• Stated goal: Of all the lines in the material below, how many include the string "není"? Give the number only.

(Collection entries)

● ● ● ●

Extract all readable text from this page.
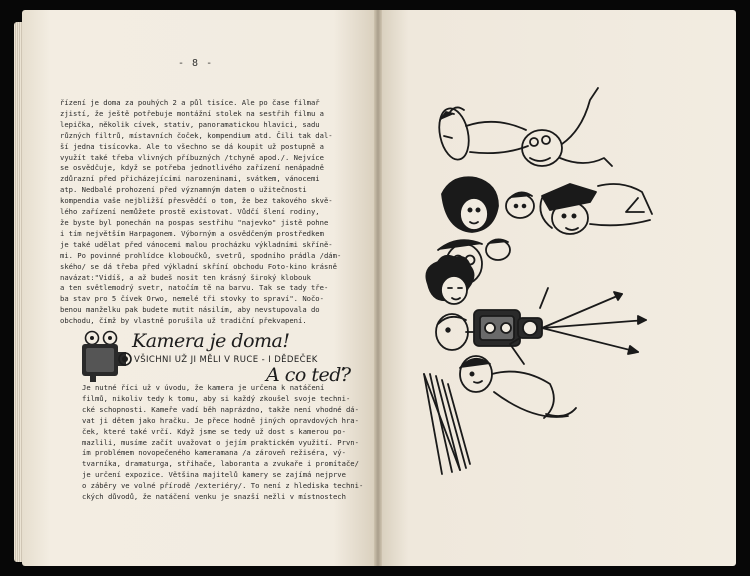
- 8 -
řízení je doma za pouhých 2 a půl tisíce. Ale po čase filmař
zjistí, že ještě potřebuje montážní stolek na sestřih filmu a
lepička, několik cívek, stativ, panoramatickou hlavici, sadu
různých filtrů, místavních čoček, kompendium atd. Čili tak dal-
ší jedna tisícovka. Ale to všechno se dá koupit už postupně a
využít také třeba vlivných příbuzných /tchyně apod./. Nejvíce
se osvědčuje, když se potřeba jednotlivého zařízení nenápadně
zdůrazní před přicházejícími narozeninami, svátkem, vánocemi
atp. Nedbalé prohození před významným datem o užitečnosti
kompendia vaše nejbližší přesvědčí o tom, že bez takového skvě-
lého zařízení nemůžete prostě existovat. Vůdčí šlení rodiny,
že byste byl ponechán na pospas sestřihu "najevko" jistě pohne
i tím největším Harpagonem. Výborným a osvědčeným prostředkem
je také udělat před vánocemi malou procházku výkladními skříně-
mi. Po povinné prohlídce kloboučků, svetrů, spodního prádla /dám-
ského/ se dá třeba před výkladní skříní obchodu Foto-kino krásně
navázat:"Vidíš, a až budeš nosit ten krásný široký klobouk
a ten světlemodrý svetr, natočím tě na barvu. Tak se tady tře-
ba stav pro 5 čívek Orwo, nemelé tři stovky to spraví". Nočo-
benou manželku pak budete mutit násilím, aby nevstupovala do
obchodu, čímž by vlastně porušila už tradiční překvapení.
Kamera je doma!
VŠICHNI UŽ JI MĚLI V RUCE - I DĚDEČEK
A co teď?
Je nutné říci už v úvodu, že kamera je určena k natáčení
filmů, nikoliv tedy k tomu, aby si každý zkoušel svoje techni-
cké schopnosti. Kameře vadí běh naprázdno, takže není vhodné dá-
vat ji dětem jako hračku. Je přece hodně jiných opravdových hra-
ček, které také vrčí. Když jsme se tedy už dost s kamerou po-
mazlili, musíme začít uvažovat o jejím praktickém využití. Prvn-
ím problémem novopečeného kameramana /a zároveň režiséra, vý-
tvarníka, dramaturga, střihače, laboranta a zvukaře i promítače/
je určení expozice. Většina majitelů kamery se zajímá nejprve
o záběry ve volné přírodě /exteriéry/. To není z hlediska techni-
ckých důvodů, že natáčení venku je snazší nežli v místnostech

● ● ● ●

• Solution below: 2